▼▼▼

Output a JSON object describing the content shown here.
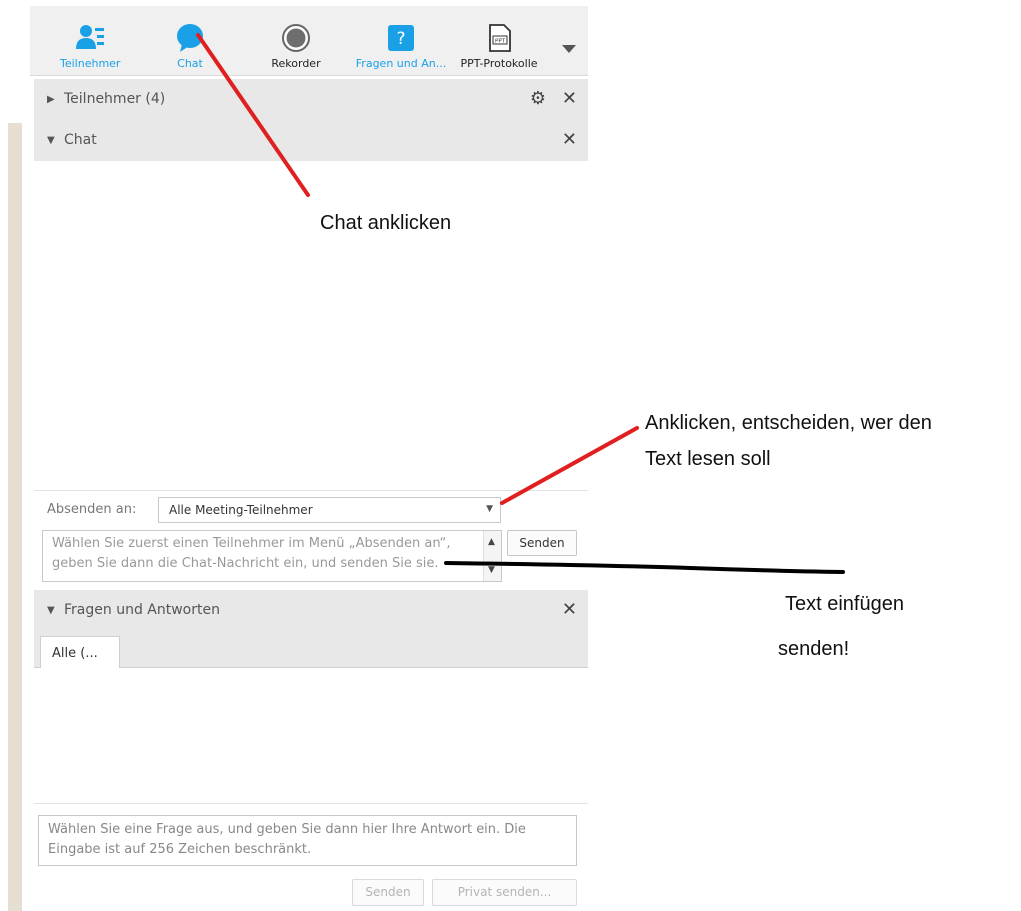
{
  "toolbar": {
    "items": [
      {
        "label": "Teilnehmer",
        "icon": "participants-icon",
        "color": "#1aa0e6"
      },
      {
        "label": "Chat",
        "icon": "chat-bubble-icon",
        "color": "#1aa0e6"
      },
      {
        "label": "Rekorder",
        "icon": "record-icon",
        "color": "#222222"
      },
      {
        "label": "Fragen und An...",
        "icon": "question-icon",
        "color": "#1aa0e6"
      },
      {
        "label": "PPT-Protokolle",
        "icon": "ppt-file-icon",
        "color": "#222222"
      }
    ],
    "more_icon": "dropdown-triangle-icon"
  },
  "panels": {
    "participants": {
      "title": "Teilnehmer (4)",
      "expanded": false
    },
    "chat": {
      "title": "Chat",
      "expanded": true,
      "send_to_label": "Absenden an:",
      "send_to_value": "Alle Meeting-Teilnehmer",
      "message_placeholder": "Wählen Sie zuerst einen Teilnehmer im Menü „Absenden an“, geben Sie dann die Chat-Nachricht ein, und senden Sie sie.",
      "send_label": "Senden"
    },
    "qa": {
      "title": "Fragen und Antworten",
      "expanded": true,
      "tab_label": "Alle (...",
      "answer_placeholder": "Wählen Sie eine Frage aus, und geben Sie dann hier Ihre Antwort ein. Die Eingabe ist auf 256 Zeichen beschränkt.",
      "send_label": "Senden",
      "private_send_label": "Privat senden..."
    }
  },
  "annotations": {
    "chat_click": "Chat anklicken",
    "recipient_line1": "Anklicken, entscheiden, wer den",
    "recipient_line2": "Text lesen soll",
    "insert_text": "Text einfügen",
    "send": "senden!"
  },
  "colors": {
    "accent": "#1aa0e6",
    "annotation_red": "#e02020",
    "annotation_black": "#000000",
    "header_bg": "#e8e8e8",
    "toolbar_bg": "#f0f0f0",
    "left_strip": "#e6ded0"
  }
}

▲▲▲

# What is needed
Write out all the entries again, word for word, and print no images.

# Correct answer
Output a JSON object describing the content shown here.
{
  "toolbar": {
    "items": [
      {
        "label": "Teilnehmer",
        "icon": "participants-icon",
        "color": "#1aa0e6"
      },
      {
        "label": "Chat",
        "icon": "chat-bubble-icon",
        "color": "#1aa0e6"
      },
      {
        "label": "Rekorder",
        "icon": "record-icon",
        "color": "#222222"
      },
      {
        "label": "Fragen und An...",
        "icon": "question-icon",
        "color": "#1aa0e6"
      },
      {
        "label": "PPT-Protokolle",
        "icon": "ppt-file-icon",
        "color": "#222222"
      }
    ],
    "more_icon": "dropdown-triangle-icon"
  },
  "panels": {
    "participants": {
      "title": "Teilnehmer (4)",
      "expanded": false
    },
    "chat": {
      "title": "Chat",
      "expanded": true,
      "send_to_label": "Absenden an:",
      "send_to_value": "Alle Meeting-Teilnehmer",
      "message_placeholder": "Wählen Sie zuerst einen Teilnehmer im Menü „Absenden an“, geben Sie dann die Chat-Nachricht ein, und senden Sie sie.",
      "send_label": "Senden"
    },
    "qa": {
      "title": "Fragen und Antworten",
      "expanded": true,
      "tab_label": "Alle (...",
      "answer_placeholder": "Wählen Sie eine Frage aus, und geben Sie dann hier Ihre Antwort ein. Die Eingabe ist auf 256 Zeichen beschränkt.",
      "send_label": "Senden",
      "private_send_label": "Privat senden..."
    }
  },
  "annotations": {
    "chat_click": "Chat anklicken",
    "recipient_line1": "Anklicken, entscheiden, wer den",
    "recipient_line2": "Text lesen soll",
    "insert_text": "Text einfügen",
    "send": "senden!"
  },
  "colors": {
    "accent": "#1aa0e6",
    "annotation_red": "#e02020",
    "annotation_black": "#000000",
    "header_bg": "#e8e8e8",
    "toolbar_bg": "#f0f0f0",
    "left_strip": "#e6ded0"
  }
}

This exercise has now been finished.